## begin TASK INPUT

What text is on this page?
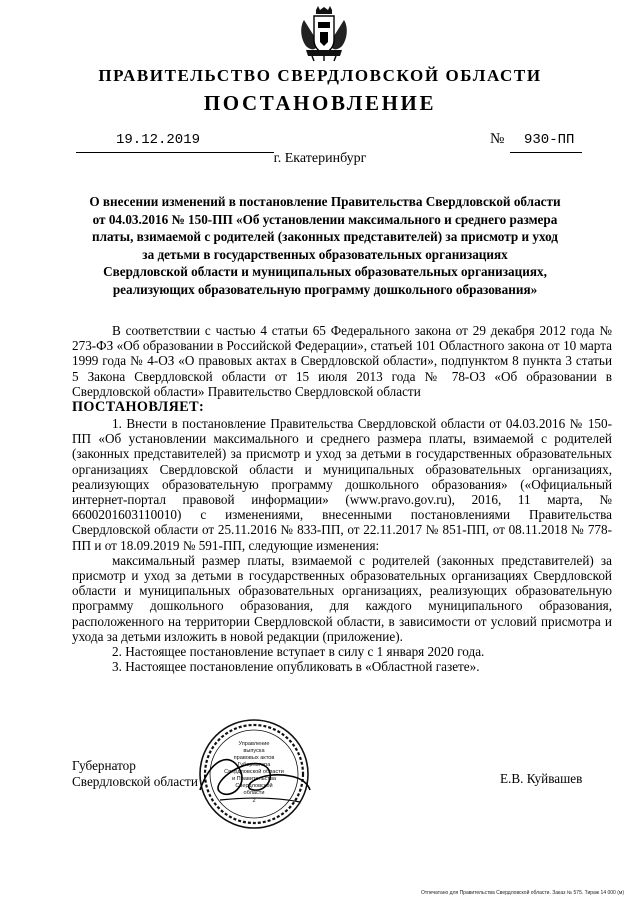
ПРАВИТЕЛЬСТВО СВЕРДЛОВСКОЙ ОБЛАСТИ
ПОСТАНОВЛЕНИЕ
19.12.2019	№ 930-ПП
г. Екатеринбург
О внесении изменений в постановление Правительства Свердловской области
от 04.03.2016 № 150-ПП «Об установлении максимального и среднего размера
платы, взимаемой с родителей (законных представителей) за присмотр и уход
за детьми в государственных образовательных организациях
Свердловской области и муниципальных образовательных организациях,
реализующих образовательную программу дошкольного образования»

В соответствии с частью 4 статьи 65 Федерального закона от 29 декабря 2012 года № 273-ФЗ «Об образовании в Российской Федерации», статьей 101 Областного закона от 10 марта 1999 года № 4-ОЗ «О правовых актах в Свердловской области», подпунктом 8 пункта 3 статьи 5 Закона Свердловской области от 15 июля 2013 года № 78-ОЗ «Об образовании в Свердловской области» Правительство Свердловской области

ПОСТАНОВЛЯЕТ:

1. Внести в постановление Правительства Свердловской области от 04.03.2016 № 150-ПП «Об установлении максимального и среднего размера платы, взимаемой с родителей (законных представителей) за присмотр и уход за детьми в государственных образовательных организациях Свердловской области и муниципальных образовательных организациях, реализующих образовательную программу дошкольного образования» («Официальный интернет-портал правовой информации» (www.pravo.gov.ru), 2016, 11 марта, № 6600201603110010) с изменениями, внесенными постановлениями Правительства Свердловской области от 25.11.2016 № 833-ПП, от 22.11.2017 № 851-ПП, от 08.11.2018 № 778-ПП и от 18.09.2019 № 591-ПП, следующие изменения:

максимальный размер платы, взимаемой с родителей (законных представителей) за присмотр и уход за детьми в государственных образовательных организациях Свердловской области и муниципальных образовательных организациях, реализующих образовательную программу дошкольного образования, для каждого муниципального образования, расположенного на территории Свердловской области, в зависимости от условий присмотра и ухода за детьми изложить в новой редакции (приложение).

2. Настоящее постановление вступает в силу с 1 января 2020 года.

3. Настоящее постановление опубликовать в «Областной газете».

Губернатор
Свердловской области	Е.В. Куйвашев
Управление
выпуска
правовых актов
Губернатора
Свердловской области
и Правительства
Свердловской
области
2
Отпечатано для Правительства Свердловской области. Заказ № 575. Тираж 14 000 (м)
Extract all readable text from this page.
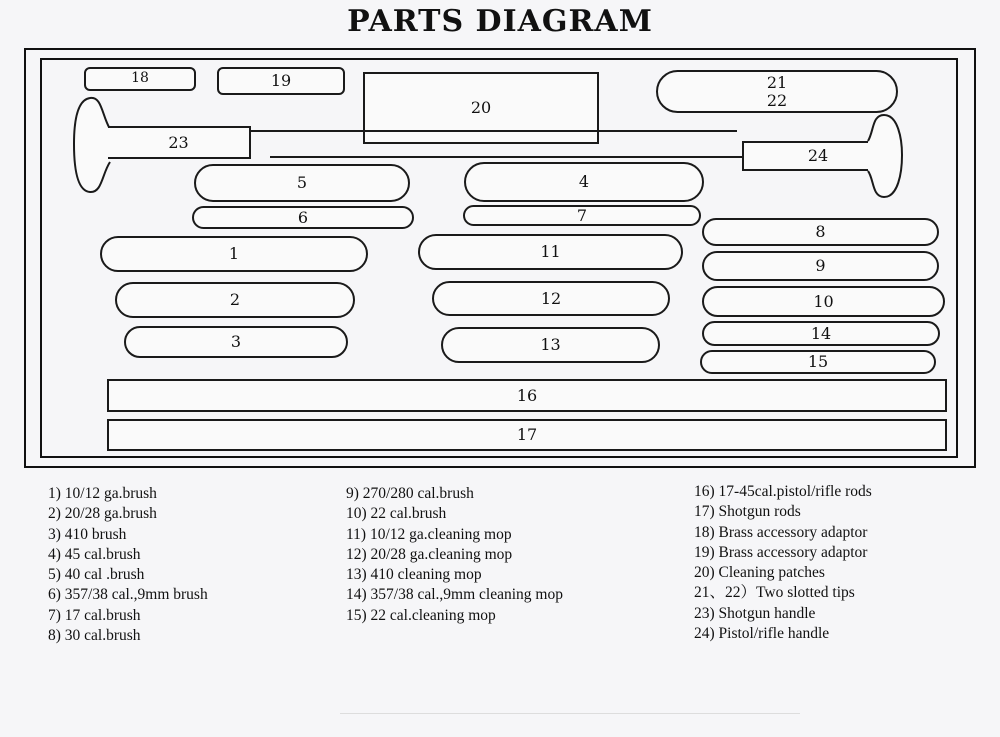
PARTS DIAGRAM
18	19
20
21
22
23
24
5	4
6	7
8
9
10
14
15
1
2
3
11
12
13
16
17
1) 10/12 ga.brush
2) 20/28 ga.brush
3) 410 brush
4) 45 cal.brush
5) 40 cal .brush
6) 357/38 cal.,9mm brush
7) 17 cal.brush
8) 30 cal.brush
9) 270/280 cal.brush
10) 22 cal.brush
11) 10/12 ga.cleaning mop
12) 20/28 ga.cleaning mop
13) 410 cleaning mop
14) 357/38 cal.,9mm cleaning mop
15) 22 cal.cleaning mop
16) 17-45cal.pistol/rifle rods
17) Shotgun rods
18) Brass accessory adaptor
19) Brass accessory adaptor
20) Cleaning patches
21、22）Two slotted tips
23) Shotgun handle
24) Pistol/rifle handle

## end TASK INPUT

*WHAT YOU NEED TO DO*
Restate the data above word for word. Do not include the images.

*SOLUTION TO THIS EXERCISE*
What text is on this page?
ПРАВИТЕЛЬСТВО СВЕРДЛОВСКОЙ ОБЛАСТИ
ПОСТАНОВЛЕНИЕ
19.12.2019	№ 930-ПП
г. Екатеринбург
О внесении изменений в постановление Правительства Свердловской области
от 04.03.2016 № 150-ПП «Об установлении максимального и среднего размера
платы, взимаемой с родителей (законных представителей) за присмотр и уход
за детьми в государственных образовательных организациях
Свердловской области и муниципальных образовательных организациях,
реализующих образовательную программу дошкольного образования»

В соответствии с частью 4 статьи 65 Федерального закона от 29 декабря 2012 года № 273-ФЗ «Об образовании в Российской Федерации», статьей 101 Областного закона от 10 марта 1999 года № 4-ОЗ «О правовых актах в Свердловской области», подпунктом 8 пункта 3 статьи 5 Закона Свердловской области от 15 июля 2013 года № 78-ОЗ «Об образовании в Свердловской области» Правительство Свердловской области

ПОСТАНОВЛЯЕТ:

1. Внести в постановление Правительства Свердловской области от 04.03.2016 № 150-ПП «Об установлении максимального и среднего размера платы, взимаемой с родителей (законных представителей) за присмотр и уход за детьми в государственных образовательных организациях Свердловской области и муниципальных образовательных организациях, реализующих образовательную программу дошкольного образования» («Официальный интернет-портал правовой информации» (www.pravo.gov.ru), 2016, 11 марта, № 6600201603110010) с изменениями, внесенными постановлениями Правительства Свердловской области от 25.11.2016 № 833-ПП, от 22.11.2017 № 851-ПП, от 08.11.2018 № 778-ПП и от 18.09.2019 № 591-ПП, следующие изменения:

максимальный размер платы, взимаемой с родителей (законных представителей) за присмотр и уход за детьми в государственных образовательных организациях Свердловской области и муниципальных образовательных организациях, реализующих образовательную программу дошкольного образования, для каждого муниципального образования, расположенного на территории Свердловской области, в зависимости от условий присмотра и ухода за детьми изложить в новой редакции (приложение).

2. Настоящее постановление вступает в силу с 1 января 2020 года.

3. Настоящее постановление опубликовать в «Областной газете».

Губернатор
Свердловской области	Е.В. Куйвашев
Управление
выпуска
правовых актов
Губернатора
Свердловской области
и Правительства
Свердловской
области
2
Отпечатано для Правительства Свердловской области. Заказ № 575. Тираж 14 000 (м)
Extract all readable text from this page.
PARTS DIAGRAM
18	19
20
21
22
23
24
5	4
6	7
8
9
10
14
15
1
2
3
11
12
13
16
17
1) 10/12 ga.brush
2) 20/28 ga.brush
3) 410 brush
4) 45 cal.brush
5) 40 cal .brush
6) 357/38 cal.,9mm brush
7) 17 cal.brush
8) 30 cal.brush
9) 270/280 cal.brush
10) 22 cal.brush
11) 10/12 ga.cleaning mop
12) 20/28 ga.cleaning mop
13) 410 cleaning mop
14) 357/38 cal.,9mm cleaning mop
15) 22 cal.cleaning mop
16) 17-45cal.pistol/rifle rods
17) Shotgun rods
18) Brass accessory adaptor
19) Brass accessory adaptor
20) Cleaning patches
21、22）Two slotted tips
23) Shotgun handle
24) Pistol/rifle handle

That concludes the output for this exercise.